Scan the material that follows. Copy every line containing the word "JSON".

begin

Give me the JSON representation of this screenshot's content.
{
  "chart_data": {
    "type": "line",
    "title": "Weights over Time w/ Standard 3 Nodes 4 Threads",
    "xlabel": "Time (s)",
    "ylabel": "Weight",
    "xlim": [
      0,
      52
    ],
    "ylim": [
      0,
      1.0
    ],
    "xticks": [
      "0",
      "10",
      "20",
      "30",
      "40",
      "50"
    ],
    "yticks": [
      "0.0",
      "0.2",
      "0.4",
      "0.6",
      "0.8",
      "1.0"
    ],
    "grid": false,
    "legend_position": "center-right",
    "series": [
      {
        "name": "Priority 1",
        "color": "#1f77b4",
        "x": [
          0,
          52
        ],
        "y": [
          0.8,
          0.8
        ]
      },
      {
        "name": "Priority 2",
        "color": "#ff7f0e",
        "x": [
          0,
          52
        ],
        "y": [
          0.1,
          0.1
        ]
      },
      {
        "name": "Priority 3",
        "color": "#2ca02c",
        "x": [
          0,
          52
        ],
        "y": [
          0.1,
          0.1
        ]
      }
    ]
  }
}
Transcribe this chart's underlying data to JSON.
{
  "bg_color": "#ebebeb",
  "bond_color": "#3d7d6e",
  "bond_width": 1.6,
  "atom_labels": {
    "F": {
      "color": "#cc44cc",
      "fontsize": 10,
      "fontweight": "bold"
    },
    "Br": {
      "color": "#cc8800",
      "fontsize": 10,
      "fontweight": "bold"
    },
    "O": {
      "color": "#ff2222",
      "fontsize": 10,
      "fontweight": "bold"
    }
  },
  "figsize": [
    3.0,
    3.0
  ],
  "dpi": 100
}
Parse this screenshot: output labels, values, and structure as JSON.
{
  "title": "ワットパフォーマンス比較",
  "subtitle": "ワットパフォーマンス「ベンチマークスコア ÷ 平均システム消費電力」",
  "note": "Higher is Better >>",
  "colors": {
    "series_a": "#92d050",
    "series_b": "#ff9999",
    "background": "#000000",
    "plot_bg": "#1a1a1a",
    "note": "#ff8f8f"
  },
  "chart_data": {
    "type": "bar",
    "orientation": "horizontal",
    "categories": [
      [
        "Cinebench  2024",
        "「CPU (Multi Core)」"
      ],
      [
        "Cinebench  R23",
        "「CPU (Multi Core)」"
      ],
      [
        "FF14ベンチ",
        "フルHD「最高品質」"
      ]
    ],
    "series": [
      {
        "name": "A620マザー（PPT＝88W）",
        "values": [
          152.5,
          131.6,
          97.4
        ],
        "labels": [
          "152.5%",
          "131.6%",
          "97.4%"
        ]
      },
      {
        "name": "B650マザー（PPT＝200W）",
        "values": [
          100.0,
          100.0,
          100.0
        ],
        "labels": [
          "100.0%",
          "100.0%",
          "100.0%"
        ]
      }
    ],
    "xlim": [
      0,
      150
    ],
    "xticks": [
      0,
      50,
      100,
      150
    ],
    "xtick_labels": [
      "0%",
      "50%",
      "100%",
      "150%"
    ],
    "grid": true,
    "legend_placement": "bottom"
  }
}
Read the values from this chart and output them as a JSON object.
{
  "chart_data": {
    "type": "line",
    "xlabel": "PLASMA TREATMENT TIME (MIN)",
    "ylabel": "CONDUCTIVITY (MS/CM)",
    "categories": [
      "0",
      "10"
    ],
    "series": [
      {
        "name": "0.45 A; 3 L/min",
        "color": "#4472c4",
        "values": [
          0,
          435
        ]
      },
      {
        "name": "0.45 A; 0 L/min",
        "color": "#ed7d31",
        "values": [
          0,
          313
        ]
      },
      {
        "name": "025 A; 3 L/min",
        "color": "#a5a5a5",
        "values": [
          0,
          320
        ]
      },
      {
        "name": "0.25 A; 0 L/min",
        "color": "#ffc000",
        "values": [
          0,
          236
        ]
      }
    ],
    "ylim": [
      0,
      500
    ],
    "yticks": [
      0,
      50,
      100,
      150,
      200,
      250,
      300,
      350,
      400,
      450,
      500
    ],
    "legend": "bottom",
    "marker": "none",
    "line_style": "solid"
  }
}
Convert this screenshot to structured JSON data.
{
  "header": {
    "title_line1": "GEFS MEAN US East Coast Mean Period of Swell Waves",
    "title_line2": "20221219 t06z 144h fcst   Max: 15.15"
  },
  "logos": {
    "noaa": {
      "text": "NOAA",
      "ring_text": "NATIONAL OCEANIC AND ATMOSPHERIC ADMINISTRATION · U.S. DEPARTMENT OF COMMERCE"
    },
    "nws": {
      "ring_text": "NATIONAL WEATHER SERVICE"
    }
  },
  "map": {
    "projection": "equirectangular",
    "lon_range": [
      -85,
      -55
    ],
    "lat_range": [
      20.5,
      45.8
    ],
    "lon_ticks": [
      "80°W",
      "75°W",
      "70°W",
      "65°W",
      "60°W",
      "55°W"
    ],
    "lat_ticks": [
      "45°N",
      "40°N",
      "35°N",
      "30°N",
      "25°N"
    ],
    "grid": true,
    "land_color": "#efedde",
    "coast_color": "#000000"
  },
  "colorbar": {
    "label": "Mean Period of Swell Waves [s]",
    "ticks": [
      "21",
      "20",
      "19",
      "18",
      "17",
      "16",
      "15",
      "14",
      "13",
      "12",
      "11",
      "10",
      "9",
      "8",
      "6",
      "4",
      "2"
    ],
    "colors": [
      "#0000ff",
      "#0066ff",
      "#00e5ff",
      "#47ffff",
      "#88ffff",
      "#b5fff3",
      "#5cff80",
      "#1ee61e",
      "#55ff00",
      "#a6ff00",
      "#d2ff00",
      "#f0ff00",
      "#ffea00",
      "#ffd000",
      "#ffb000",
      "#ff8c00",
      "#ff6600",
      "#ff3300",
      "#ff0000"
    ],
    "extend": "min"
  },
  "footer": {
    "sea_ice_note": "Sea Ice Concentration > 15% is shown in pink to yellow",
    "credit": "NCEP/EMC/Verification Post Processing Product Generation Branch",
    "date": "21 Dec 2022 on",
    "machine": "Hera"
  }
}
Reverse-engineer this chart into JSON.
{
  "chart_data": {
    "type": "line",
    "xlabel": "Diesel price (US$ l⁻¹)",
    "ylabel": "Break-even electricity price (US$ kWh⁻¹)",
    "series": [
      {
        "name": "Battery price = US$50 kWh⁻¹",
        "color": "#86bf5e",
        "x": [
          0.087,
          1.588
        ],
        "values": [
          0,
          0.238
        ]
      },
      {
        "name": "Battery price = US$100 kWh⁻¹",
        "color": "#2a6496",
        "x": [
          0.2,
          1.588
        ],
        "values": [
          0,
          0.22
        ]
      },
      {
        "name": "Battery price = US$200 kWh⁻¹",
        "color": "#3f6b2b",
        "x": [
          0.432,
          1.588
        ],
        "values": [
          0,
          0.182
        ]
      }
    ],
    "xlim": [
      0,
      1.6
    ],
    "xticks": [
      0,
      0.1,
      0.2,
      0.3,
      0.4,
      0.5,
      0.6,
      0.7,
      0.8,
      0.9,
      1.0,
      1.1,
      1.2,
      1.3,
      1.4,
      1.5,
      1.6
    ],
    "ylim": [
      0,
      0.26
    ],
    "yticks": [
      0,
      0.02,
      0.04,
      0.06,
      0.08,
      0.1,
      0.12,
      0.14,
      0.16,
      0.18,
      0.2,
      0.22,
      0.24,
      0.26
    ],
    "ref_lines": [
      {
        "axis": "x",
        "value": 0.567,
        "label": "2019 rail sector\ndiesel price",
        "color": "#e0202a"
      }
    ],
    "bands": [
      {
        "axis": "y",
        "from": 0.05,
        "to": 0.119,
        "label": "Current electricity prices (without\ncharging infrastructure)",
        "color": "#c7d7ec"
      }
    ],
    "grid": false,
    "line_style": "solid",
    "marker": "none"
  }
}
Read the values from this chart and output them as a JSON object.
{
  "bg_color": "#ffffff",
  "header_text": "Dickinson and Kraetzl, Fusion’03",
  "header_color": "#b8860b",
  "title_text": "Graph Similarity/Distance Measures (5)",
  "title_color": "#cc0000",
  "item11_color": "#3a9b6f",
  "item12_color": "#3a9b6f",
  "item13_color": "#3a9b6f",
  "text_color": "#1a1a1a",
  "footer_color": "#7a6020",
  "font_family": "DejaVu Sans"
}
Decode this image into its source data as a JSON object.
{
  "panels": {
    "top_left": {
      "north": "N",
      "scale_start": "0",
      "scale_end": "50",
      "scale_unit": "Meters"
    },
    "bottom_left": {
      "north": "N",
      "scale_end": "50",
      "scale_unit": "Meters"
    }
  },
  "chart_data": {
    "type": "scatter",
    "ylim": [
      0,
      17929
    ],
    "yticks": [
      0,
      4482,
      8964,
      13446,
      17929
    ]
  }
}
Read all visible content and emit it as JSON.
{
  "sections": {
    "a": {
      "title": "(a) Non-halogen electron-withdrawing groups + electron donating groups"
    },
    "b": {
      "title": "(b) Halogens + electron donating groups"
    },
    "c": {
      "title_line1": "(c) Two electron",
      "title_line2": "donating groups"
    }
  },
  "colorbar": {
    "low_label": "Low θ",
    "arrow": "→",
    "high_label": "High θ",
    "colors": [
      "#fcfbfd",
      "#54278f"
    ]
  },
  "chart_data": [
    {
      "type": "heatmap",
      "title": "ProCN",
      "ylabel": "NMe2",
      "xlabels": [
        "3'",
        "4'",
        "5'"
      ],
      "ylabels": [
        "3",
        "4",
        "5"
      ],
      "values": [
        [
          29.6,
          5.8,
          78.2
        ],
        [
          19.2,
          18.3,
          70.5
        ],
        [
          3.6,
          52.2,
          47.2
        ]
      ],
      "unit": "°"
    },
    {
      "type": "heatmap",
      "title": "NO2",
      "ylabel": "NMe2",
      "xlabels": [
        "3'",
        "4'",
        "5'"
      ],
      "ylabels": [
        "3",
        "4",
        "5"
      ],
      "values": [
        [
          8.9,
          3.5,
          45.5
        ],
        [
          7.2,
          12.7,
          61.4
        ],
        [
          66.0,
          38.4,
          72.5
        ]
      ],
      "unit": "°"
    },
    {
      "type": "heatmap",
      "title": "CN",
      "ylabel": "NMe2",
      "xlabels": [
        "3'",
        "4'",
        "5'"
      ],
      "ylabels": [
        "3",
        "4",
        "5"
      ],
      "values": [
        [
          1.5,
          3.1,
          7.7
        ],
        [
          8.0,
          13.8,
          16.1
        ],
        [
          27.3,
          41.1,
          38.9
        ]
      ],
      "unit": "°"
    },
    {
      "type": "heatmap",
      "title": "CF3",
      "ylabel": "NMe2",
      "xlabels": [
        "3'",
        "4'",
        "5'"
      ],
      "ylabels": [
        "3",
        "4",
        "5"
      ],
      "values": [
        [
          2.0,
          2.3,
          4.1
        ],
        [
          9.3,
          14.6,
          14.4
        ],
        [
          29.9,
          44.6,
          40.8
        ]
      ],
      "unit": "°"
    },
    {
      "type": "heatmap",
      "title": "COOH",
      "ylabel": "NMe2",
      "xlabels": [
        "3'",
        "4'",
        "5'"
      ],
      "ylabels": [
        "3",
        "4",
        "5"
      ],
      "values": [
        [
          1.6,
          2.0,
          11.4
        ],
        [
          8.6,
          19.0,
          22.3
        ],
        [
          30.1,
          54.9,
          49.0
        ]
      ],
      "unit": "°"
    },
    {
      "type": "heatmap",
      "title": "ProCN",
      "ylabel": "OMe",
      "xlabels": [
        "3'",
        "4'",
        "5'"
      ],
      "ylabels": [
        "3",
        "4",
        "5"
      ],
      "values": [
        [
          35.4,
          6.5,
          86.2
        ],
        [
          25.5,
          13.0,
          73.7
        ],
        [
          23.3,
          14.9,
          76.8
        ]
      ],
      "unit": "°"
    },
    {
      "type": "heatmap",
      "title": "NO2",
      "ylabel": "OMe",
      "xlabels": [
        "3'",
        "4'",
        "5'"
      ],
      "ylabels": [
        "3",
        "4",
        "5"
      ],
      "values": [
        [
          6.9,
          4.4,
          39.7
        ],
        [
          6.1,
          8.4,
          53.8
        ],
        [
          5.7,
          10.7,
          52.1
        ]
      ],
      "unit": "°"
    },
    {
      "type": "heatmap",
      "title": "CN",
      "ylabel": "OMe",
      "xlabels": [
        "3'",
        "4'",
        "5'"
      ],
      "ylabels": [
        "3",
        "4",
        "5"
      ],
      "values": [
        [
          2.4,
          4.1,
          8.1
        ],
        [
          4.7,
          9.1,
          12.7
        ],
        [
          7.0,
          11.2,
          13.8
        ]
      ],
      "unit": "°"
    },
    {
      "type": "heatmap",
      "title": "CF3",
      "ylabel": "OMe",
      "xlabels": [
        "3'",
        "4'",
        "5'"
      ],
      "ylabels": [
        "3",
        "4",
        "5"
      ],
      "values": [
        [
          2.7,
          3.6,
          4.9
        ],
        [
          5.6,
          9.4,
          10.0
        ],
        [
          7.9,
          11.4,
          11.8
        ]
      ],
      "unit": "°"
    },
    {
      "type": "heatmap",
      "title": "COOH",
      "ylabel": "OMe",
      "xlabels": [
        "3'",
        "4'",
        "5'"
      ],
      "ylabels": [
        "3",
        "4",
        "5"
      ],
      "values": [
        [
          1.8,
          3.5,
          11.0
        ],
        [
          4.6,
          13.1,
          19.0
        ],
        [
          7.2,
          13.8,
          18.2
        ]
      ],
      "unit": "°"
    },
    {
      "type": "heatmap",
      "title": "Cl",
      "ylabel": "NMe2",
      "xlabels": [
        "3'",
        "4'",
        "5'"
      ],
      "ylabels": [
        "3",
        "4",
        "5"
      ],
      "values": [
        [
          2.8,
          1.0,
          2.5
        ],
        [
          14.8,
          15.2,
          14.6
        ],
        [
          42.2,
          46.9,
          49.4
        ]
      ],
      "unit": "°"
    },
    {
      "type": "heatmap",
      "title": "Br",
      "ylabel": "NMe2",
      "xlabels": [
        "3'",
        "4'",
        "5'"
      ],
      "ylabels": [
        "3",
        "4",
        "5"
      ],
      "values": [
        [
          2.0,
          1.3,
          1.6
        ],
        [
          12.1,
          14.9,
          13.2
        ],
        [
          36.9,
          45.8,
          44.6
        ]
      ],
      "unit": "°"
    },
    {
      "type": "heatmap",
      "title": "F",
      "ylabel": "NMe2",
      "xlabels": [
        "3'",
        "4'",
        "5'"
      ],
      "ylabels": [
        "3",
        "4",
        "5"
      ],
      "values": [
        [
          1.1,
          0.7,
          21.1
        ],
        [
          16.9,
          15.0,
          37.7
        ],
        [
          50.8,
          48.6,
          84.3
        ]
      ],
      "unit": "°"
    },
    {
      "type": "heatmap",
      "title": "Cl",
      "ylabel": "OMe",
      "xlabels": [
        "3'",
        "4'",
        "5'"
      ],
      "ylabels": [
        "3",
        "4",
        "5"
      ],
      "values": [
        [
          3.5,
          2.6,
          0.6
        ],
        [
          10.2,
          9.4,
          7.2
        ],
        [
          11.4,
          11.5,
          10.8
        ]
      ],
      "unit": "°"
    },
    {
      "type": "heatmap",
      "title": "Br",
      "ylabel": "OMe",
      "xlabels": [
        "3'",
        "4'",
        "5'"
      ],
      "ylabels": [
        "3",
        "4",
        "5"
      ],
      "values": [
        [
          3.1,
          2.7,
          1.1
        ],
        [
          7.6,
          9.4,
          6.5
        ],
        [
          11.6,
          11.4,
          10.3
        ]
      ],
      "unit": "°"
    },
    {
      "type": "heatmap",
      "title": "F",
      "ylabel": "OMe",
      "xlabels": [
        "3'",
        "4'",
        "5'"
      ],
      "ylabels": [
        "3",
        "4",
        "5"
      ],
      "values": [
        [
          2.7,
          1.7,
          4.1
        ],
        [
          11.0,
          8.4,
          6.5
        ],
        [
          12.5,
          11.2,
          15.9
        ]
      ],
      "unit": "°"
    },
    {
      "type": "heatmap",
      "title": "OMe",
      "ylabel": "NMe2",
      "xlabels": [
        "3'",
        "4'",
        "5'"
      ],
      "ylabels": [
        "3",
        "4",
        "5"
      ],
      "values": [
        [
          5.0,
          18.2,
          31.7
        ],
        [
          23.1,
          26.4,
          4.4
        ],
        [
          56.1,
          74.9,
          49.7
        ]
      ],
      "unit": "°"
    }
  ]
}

end

§ FULL ANSWER
Give me the JSON representation of this screenshot's content.
Transcribe this chart's underlying data to JSON.
Parse this screenshot: output labels, values, and structure as JSON.
Read the values from this chart and output them as a JSON object.
Convert this screenshot to structured JSON data.
Reverse-engineer this chart into JSON.
Read the values from this chart and output them as a JSON object.
Decode this image into its source data as a JSON object.
Read all visible content and emit it as JSON.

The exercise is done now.